= REQUIREMENT =
Retype everything in the listing, leaving each line exactly as it is.

= Data items =
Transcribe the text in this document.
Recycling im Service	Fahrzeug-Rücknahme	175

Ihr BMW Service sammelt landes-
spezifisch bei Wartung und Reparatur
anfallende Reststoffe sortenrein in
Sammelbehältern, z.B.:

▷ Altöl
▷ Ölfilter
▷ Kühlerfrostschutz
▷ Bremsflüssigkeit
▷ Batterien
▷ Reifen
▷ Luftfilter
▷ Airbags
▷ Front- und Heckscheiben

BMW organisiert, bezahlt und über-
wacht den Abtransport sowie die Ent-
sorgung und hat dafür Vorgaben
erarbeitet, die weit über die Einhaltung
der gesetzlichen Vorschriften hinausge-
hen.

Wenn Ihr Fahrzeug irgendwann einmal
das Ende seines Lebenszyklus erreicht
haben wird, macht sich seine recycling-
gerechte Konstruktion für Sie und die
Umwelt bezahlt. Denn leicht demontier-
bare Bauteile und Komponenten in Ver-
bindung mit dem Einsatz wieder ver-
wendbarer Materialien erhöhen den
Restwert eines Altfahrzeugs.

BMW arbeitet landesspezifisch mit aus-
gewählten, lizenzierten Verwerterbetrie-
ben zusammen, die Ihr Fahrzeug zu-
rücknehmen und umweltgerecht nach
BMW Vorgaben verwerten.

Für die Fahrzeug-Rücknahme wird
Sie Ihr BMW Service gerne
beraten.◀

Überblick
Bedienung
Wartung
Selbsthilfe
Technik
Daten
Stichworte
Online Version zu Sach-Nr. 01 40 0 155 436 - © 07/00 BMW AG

= EXERCISE SOLUTION =
Transcribe the text in this document.
Recycling im Service	Fahrzeug-Rücknahme	175

Ihr BMW Service sammelt landes-
spezifisch bei Wartung und Reparatur
anfallende Reststoffe sortenrein in
Sammelbehältern, z.B.:

▷ Altöl
▷ Ölfilter
▷ Kühlerfrostschutz
▷ Bremsflüssigkeit
▷ Batterien
▷ Reifen
▷ Luftfilter
▷ Airbags
▷ Front- und Heckscheiben

BMW organisiert, bezahlt und über-
wacht den Abtransport sowie die Ent-
sorgung und hat dafür Vorgaben
erarbeitet, die weit über die Einhaltung
der gesetzlichen Vorschriften hinausge-
hen.

Wenn Ihr Fahrzeug irgendwann einmal
das Ende seines Lebenszyklus erreicht
haben wird, macht sich seine recycling-
gerechte Konstruktion für Sie und die
Umwelt bezahlt. Denn leicht demontier-
bare Bauteile und Komponenten in Ver-
bindung mit dem Einsatz wieder ver-
wendbarer Materialien erhöhen den
Restwert eines Altfahrzeugs.

BMW arbeitet landesspezifisch mit aus-
gewählten, lizenzierten Verwerterbetrie-
ben zusammen, die Ihr Fahrzeug zu-
rücknehmen und umweltgerecht nach
BMW Vorgaben verwerten.

Für die Fahrzeug-Rücknahme wird
Sie Ihr BMW Service gerne
beraten.◀

Überblick
Bedienung
Wartung
Selbsthilfe
Technik
Daten
Stichworte
Online Version zu Sach-Nr. 01 40 0 155 436 - © 07/00 BMW AG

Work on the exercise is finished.